DO THIS -
Would you quote every entry exactly, dropping only the pictures?

⟨

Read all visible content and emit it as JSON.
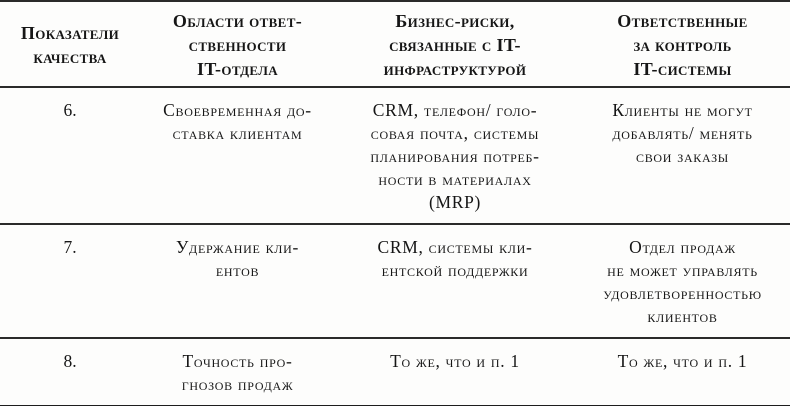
{
  "colors": {
    "text": "#161616",
    "rule": "#2a2a2a",
    "background": "#fdfdfc"
  },
  "table": {
    "headers": [
      "Показатели\nкачества",
      "Области ответ-\nственности\nIT-отдела",
      "Бизнес-риски,\nсвязанные с IT-\nинфраструктурой",
      "Ответственные\nза контроль\nIT-системы"
    ],
    "rows": [
      {
        "num": "6.",
        "responsibility": "Своевременная до-\nставка клиентам",
        "risks": "CRM, телефон/ голо-\nсовая почта, системы\nпланирования потреб-\nности в материалах\n(MRP)",
        "control": "Клиенты не могут\nдобавлять/ менять\nсвои заказы"
      },
      {
        "num": "7.",
        "responsibility": "Удержание кли-\nентов",
        "risks": "CRM, системы кли-\nентской поддержки",
        "control": "Отдел продаж\nне может управлять\nудовлетворенностью\nклиентов"
      },
      {
        "num": "8.",
        "responsibility": "Точность про-\nгнозов продаж",
        "risks": "То же, что и п. 1",
        "control": "То же, что и п. 1"
      }
    ]
  }
}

⟩

TASK RESULT -
Read all visible content and emit it as JSON.
{
  "colors": {
    "text": "#161616",
    "rule": "#2a2a2a",
    "background": "#fdfdfc"
  },
  "table": {
    "headers": [
      "Показатели\nкачества",
      "Области ответ-\nственности\nIT-отдела",
      "Бизнес-риски,\nсвязанные с IT-\nинфраструктурой",
      "Ответственные\nза контроль\nIT-системы"
    ],
    "rows": [
      {
        "num": "6.",
        "responsibility": "Своевременная до-\nставка клиентам",
        "risks": "CRM, телефон/ голо-\nсовая почта, системы\nпланирования потреб-\nности в материалах\n(MRP)",
        "control": "Клиенты не могут\nдобавлять/ менять\nсвои заказы"
      },
      {
        "num": "7.",
        "responsibility": "Удержание кли-\nентов",
        "risks": "CRM, системы кли-\nентской поддержки",
        "control": "Отдел продаж\nне может управлять\nудовлетворенностью\nклиентов"
      },
      {
        "num": "8.",
        "responsibility": "Точность про-\nгнозов продаж",
        "risks": "То же, что и п. 1",
        "control": "То же, что и п. 1"
      }
    ]
  }
}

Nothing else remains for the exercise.